--- Start of GIVEN RECORDS ---

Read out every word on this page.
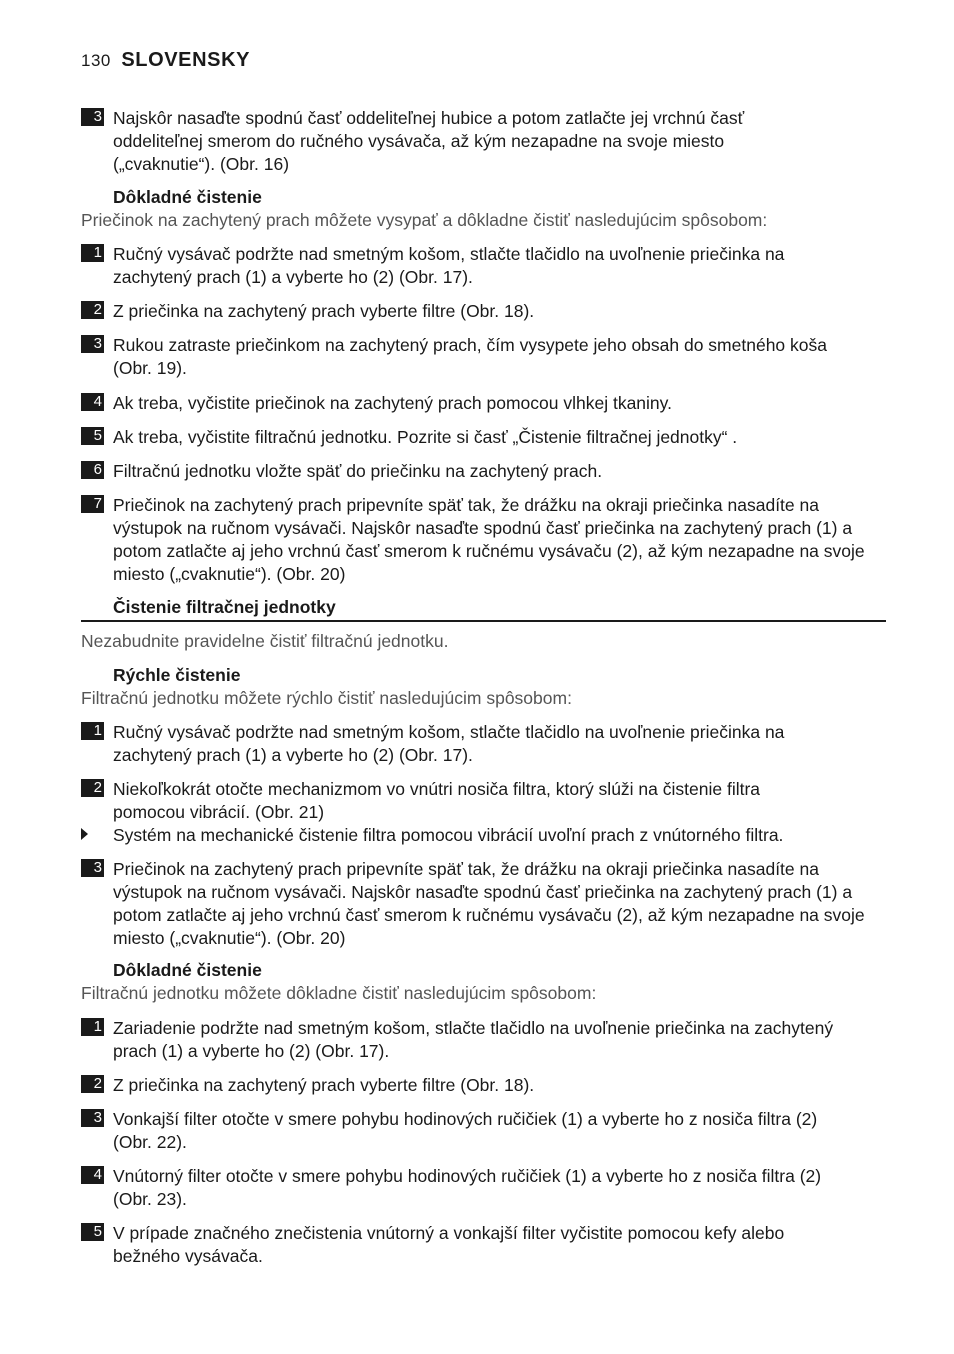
130 SLOVENSKY
3 Najskôr nasaďte spodnú časť oddeliteľnej hubice a potom zatlačte jej vrchnú časť oddeliteľnej smerom do ručného vysávača, až kým nezapadne na svoje miesto („cvaknutie“). (Obr. 16)
Dôkladné čistenie
Priečinok na zachytený prach môžete vysypať a dôkladne čistiť nasledujúcim spôsobom:
1 Ručný vysávač podržte nad smetným košom, stlačte tlačidlo na uvoľnenie priečinka na zachytený prach (1) a vyberte ho (2) (Obr. 17).
2 Z priečinka na zachytený prach vyberte filtre (Obr. 18).
3 Rukou zatraste priečinkom na zachytený prach, čím vysypete jeho obsah do smetného koša (Obr. 19).
4 Ak treba, vyčistite priečinok na zachytený prach pomocou vlhkej tkaniny.
5 Ak treba, vyčistite filtračnú jednotku. Pozrite si časť „Čistenie filtračnej jednotky“ .
6 Filtračnú jednotku vložte späť do priečinku na zachytený prach.
7 Priečinok na zachytený prach pripevníte späť tak, že drážku na okraji priečinka nasadíte na výstupok na ručnom vysávači. Najskôr nasaďte spodnú časť priečinka na zachytený prach (1) a potom zatlačte aj jeho vrchnú časť smerom k ručnému vysávaču (2), až kým nezapadne na svoje miesto („cvaknutie“). (Obr. 20)
Čistenie filtračnej jednotky
Nezabudnite pravidelne čistiť filtračnú jednotku.
Rýchle čistenie
Filtračnú jednotku môžete rýchlo čistiť nasledujúcim spôsobom:
1 Ručný vysávač podržte nad smetným košom, stlačte tlačidlo na uvoľnenie priečinka na zachytený prach (1) a vyberte ho (2) (Obr. 17).
2 Niekoľkokrát otočte mechanizmom vo vnútri nosiča filtra, ktorý slúži na čistenie filtra pomocou vibrácií. (Obr. 21)
Systém na mechanické čistenie filtra pomocou vibrácií uvoľní prach z vnútorného filtra.
3 Priečinok na zachytený prach pripevníte späť tak, že drážku na okraji priečinka nasadíte na výstupok na ručnom vysávači. Najskôr nasaďte spodnú časť priečinka na zachytený prach (1) a potom zatlačte aj jeho vrchnú časť smerom k ručnému vysávaču (2), až kým nezapadne na svoje miesto („cvaknutie“). (Obr. 20)
Dôkladné čistenie
Filtračnú jednotku môžete dôkladne čistiť nasledujúcim spôsobom:
1 Zariadenie podržte nad smetným košom, stlačte tlačidlo na uvoľnenie priečinka na zachytený prach (1) a vyberte ho (2) (Obr. 17).
2 Z priečinka na zachytený prach vyberte filtre (Obr. 18).
3 Vonkajší filter otočte v smere pohybu hodinových ručičiek (1) a vyberte ho z nosiča filtra (2) (Obr. 22).
4 Vnútorný filter otočte v smere pohybu hodinových ručičiek (1) a vyberte ho z nosiča filtra (2) (Obr. 23).
5 V prípade značného znečistenia vnútorný a vonkajší filter vyčistite pomocou kefy alebo bežného vysávača.
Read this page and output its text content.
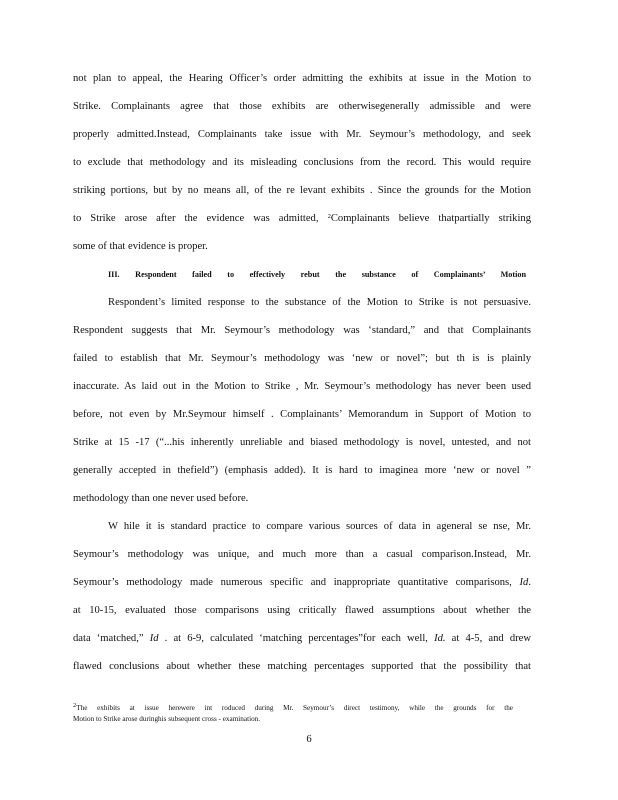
not plan to appeal, the Hearing Officer’s order admitting the exhibits at issue in the Motion to
Strike. Complainants agree that those exhibits are otherwisegenerally admissible and were
properly admitted.Instead, Complainants take issue with Mr. Seymour’s methodology, and seek
to exclude that methodology and its misleading conclusions from the record. This would require
striking portions, but by no means all, of the re levant exhibits . Since the grounds for the Motion
to Strike arose after the evidence was admitted, $^2$Complainants believe thatpartially striking
some of that evidence is proper.
III. Respondent failed to effectively rebut the substance of Complainants’ Motion
Respondent’s limited response to the substance of the Motion to Strike is not persuasive.
Respondent suggests that Mr. Seymour’s methodology was ‘standard,” and that Complainants
failed to establish that Mr. Seymour’s methodology was ‘new or novel”; but th is is plainly
inaccurate. As laid out in the Motion to Strike , Mr. Seymour’s methodology has never been used
before, not even by Mr.Seymour himself . Complainants’ Memorandum in Support of Motion to
Strike at 15 -17 (“...his inherently unreliable and biased methodology is novel, untested, and not
generally accepted in thefield”) (emphasis added). It is hard to imaginea more ‘new or novel ”
methodology than one never used before.
W hile it is standard practice to compare various sources of data in ageneral se nse, Mr.
Seymour’s methodology was unique, and much more than a casual comparison.Instead, Mr.
Seymour’s methodology made numerous specific and inappropriate quantitative comparisons, Id.
at 10-15, evaluated those comparisons using critically flawed assumptions about whether the
data ‘matched,” Id . at 6-9, calculated ‘matching percentages”for each well, Id. at 4-5, and drew
flawed conclusions about whether these matching percentages supported that the possibility that
$^2$The exhibits at issue herewere int roduced during Mr. Seymour’s direct testimony, while the grounds for the
Motion to Strike arose duringhis subsequent cross - examination.
6
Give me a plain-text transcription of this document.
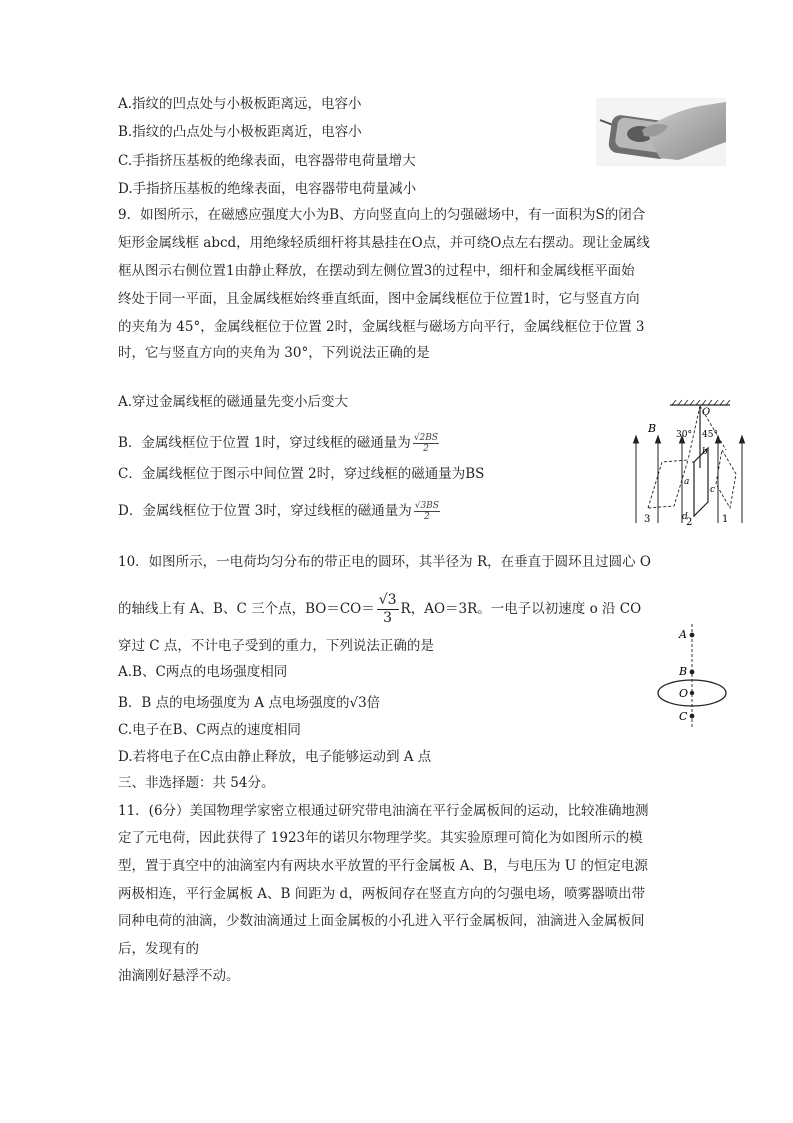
A.指纹的凹点处与小极板距离远，电容小
B.指纹的凸点处与小极板距离近，电容小
C.手指挤压基板的绝缘表面，电容器带电荷量增大
D.手指挤压基板的绝缘表面，电容器带电荷量减小
9．如图所示，在磁感应强度大小为B、方向竖直向上的匀强磁场中，有一面积为S的闭合
矩形金属线框 abcd，用绝缘轻质细杆将其悬挂在O点，并可绕O点左右摆动。现让金属线
框从图示右侧位置1由静止释放，在摆动到左侧位置3的过程中，细杆和金属线框平面始
终处于同一平面，且金属线框始终垂直纸面，图中金属线框位于位置1时，它与竖直方向
的夹角为 45°，金属线框位于位置 2时，金属线框与磁场方向平行，金属线框位于位置 3
时，它与竖直方向的夹角为 30°，下列说法正确的是
A.穿过金属线框的磁通量先变小后变大
B．金属线框位于位置 1时，穿过线框的磁通量为 $\frac{√2BS}{2}$
C．金属线框位于图示中间位置 2时，穿过线框的磁通量为BS
D．金属线框位于位置 3时，穿过线框的磁通量为 $\frac{√3BS}{2}$
O
B 30° 45°
a
b
c
d
3	2	1
10．如图所示，一电荷均匀分布的带正电的圆环，其半径为 R，在垂直于圆环且过圆心 O
的轴线上有 A、B、C 三个点，$BO=CO= \frac{√3}{3}$ R，AO＝3R。一电子以初速度 o 沿 CO
穿过 C 点，不计电子受到的重力，下列说法正确的是
A.B、C两点的电场强度相同
B．B 点的电场强度为 A 点电场强度的√3倍
C.电子在B、C两点的速度相同
D.若将电子在C点由静止释放，电子能够运动到 A 点
A
B
O
C
三、非选择题：共 54分。
11．(6分）美国物理学家密立根通过研究带电油滴在平行金属板间的运动，比较准确地测
定了元电荷，因此获得了 1923年的诺贝尔物理学奖。其实验原理可简化为如图所示的模
型，置于真空中的油滴室内有两块水平放置的平行金属板 A、B，与电压为 U 的恒定电源
两极相连，平行金属板 A、B 间距为 d，两板间存在竖直方向的匀强电场，喷雾器喷出带
同种电荷的油滴，少数油滴通过上面金属板的小孔进入平行金属板间，油滴进入金属板间
后，发现有的
油滴刚好悬浮不动。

--- End of GIVEN RECORDS ---

**WORK TO BE COMPLETED:** Retype exactly, please, the span from the line holding "Give me a plain-text" through the closing line of the data, both ends included, without the pictures.

**RESPONSE:**
Give me a plain-text transcription of this document.
A.指纹的凹点处与小极板距离远，电容小
B.指纹的凸点处与小极板距离近，电容小
C.手指挤压基板的绝缘表面，电容器带电荷量增大
D.手指挤压基板的绝缘表面，电容器带电荷量减小
9．如图所示，在磁感应强度大小为B、方向竖直向上的匀强磁场中，有一面积为S的闭合
矩形金属线框 abcd，用绝缘轻质细杆将其悬挂在O点，并可绕O点左右摆动。现让金属线
框从图示右侧位置1由静止释放，在摆动到左侧位置3的过程中，细杆和金属线框平面始
终处于同一平面，且金属线框始终垂直纸面，图中金属线框位于位置1时，它与竖直方向
的夹角为 45°，金属线框位于位置 2时，金属线框与磁场方向平行，金属线框位于位置 3
时，它与竖直方向的夹角为 30°，下列说法正确的是
A.穿过金属线框的磁通量先变小后变大
B．金属线框位于位置 1时，穿过线框的磁通量为 $\frac{√2BS}{2}$
C．金属线框位于图示中间位置 2时，穿过线框的磁通量为BS
D．金属线框位于位置 3时，穿过线框的磁通量为 $\frac{√3BS}{2}$
O
B 30° 45°
a
b
c
d
3	2	1
10．如图所示，一电荷均匀分布的带正电的圆环，其半径为 R，在垂直于圆环且过圆心 O
的轴线上有 A、B、C 三个点，$BO=CO= \frac{√3}{3}$ R，AO＝3R。一电子以初速度 o 沿 CO
穿过 C 点，不计电子受到的重力，下列说法正确的是
A.B、C两点的电场强度相同
B．B 点的电场强度为 A 点电场强度的√3倍
C.电子在B、C两点的速度相同
D.若将电子在C点由静止释放，电子能够运动到 A 点
A
B
O
C
三、非选择题：共 54分。
11．(6分）美国物理学家密立根通过研究带电油滴在平行金属板间的运动，比较准确地测
定了元电荷，因此获得了 1923年的诺贝尔物理学奖。其实验原理可简化为如图所示的模
型，置于真空中的油滴室内有两块水平放置的平行金属板 A、B，与电压为 U 的恒定电源
两极相连，平行金属板 A、B 间距为 d，两板间存在竖直方向的匀强电场，喷雾器喷出带
同种电荷的油滴，少数油滴通过上面金属板的小孔进入平行金属板间，油滴进入金属板间
后，发现有的
油滴刚好悬浮不动。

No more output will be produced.